MATERIAL:
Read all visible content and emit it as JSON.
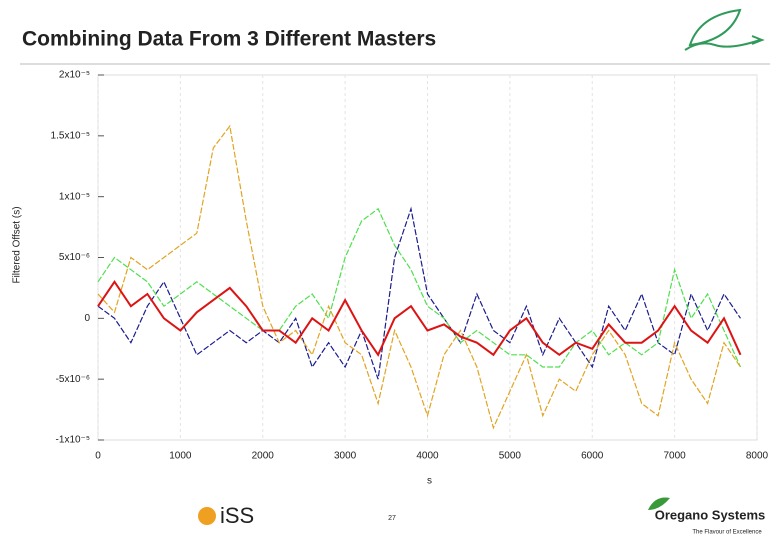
{
  "chart_data": {
    "type": "line",
    "title": "Combining Data From 3 Different Masters",
    "xlabel": "s",
    "ylabel": "Filtered Offset (s)",
    "x": [
      0,
      200,
      400,
      600,
      800,
      1000,
      1200,
      1400,
      1600,
      1800,
      2000,
      2200,
      2400,
      2600,
      2800,
      3000,
      3200,
      3400,
      3600,
      3800,
      4000,
      4200,
      4400,
      4600,
      4800,
      5000,
      5200,
      5400,
      5600,
      5800,
      6000,
      6200,
      6400,
      6600,
      6800,
      7000,
      7200,
      7400,
      7600,
      7800
    ],
    "series": [
      {
        "color": "#1c1c8e",
        "values": [
          1e-06,
          0,
          -2e-06,
          1e-06,
          3e-06,
          0,
          -3e-06,
          -2e-06,
          -1e-06,
          -2e-06,
          -1e-06,
          -2e-06,
          0,
          -4e-06,
          -2e-06,
          -4e-06,
          -1e-06,
          -5e-06,
          5e-06,
          9e-06,
          2e-06,
          0,
          -2e-06,
          2e-06,
          -1e-06,
          -2e-06,
          1e-06,
          -3e-06,
          0,
          -2e-06,
          -4e-06,
          1e-06,
          -1e-06,
          2e-06,
          -2e-06,
          -3e-06,
          2e-06,
          -1e-06,
          2e-06,
          0
        ]
      },
      {
        "color": "#4ee04e",
        "values": [
          3e-06,
          5e-06,
          4e-06,
          3e-06,
          1e-06,
          2e-06,
          3e-06,
          2e-06,
          1e-06,
          0,
          -1e-06,
          -1e-06,
          1e-06,
          2e-06,
          0,
          5e-06,
          8e-06,
          9e-06,
          6e-06,
          4e-06,
          1e-06,
          0,
          -2e-06,
          -1e-06,
          -2e-06,
          -3e-06,
          -3e-06,
          -4e-06,
          -4e-06,
          -2e-06,
          -1e-06,
          -3e-06,
          -2e-06,
          -3e-06,
          -2e-06,
          4e-06,
          0,
          2e-06,
          -1e-06,
          -4e-06
        ]
      },
      {
        "color": "#e2a422",
        "values": [
          2e-06,
          5e-07,
          5e-06,
          4e-06,
          5e-06,
          6e-06,
          7e-06,
          1.4e-05,
          1.58e-05,
          8e-06,
          1e-06,
          -2e-06,
          -1e-06,
          -3e-06,
          1e-06,
          -2e-06,
          -3e-06,
          -7e-06,
          -1e-06,
          -4e-06,
          -8e-06,
          -3e-06,
          -1e-06,
          -4e-06,
          -9e-06,
          -6e-06,
          -3e-06,
          -8e-06,
          -5e-06,
          -6e-06,
          -3e-06,
          -1e-06,
          -3e-06,
          -7e-06,
          -8e-06,
          -2e-06,
          -5e-06,
          -7e-06,
          -2e-06,
          -4e-06
        ]
      },
      {
        "color": "#dc1414",
        "values": [
          1e-06,
          3e-06,
          1e-06,
          2e-06,
          0,
          -1e-06,
          5e-07,
          1.5e-06,
          2.5e-06,
          1e-06,
          -1e-06,
          -1e-06,
          -2e-06,
          0,
          -1e-06,
          1.5e-06,
          -1e-06,
          -3e-06,
          0,
          1e-06,
          -1e-06,
          -5e-07,
          -1.5e-06,
          -2e-06,
          -3e-06,
          -1e-06,
          0,
          -2e-06,
          -3e-06,
          -2e-06,
          -2.5e-06,
          -5e-07,
          -2e-06,
          -2e-06,
          -1e-06,
          1e-06,
          -1e-06,
          -2e-06,
          0,
          -3e-06
        ]
      }
    ],
    "xlim": [
      0,
      8000
    ],
    "xticks": [
      0,
      1000,
      2000,
      3000,
      4000,
      5000,
      6000,
      7000,
      8000
    ],
    "ylim": [
      -1e-05,
      2e-05
    ],
    "yticks": [
      {
        "value": -1e-05,
        "label": "-1x10⁻⁵"
      },
      {
        "value": -5e-06,
        "label": "-5x10⁻⁶"
      },
      0,
      {
        "value": 5e-06,
        "label": "5x10⁻⁶"
      },
      {
        "value": 1e-05,
        "label": "1x10⁻⁵"
      },
      {
        "value": 1.5e-05,
        "label": "1.5x10⁻⁵"
      },
      {
        "value": 2e-05,
        "label": "2x10⁻⁵"
      }
    ],
    "grid": true
  },
  "footer": {
    "page": "27",
    "left_logo": "iSS",
    "company": "Oregano Systems",
    "tagline": "The Flavour of Excellence"
  }
}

PROBLEM TO WORK ON: Extract all lines of the records above that include "color".

OUTPUT OF THE EXERCISE:
        "color": "#1c1c8e",
        "color": "#4ee04e",
        "color": "#e2a422",
        "color": "#dc1414",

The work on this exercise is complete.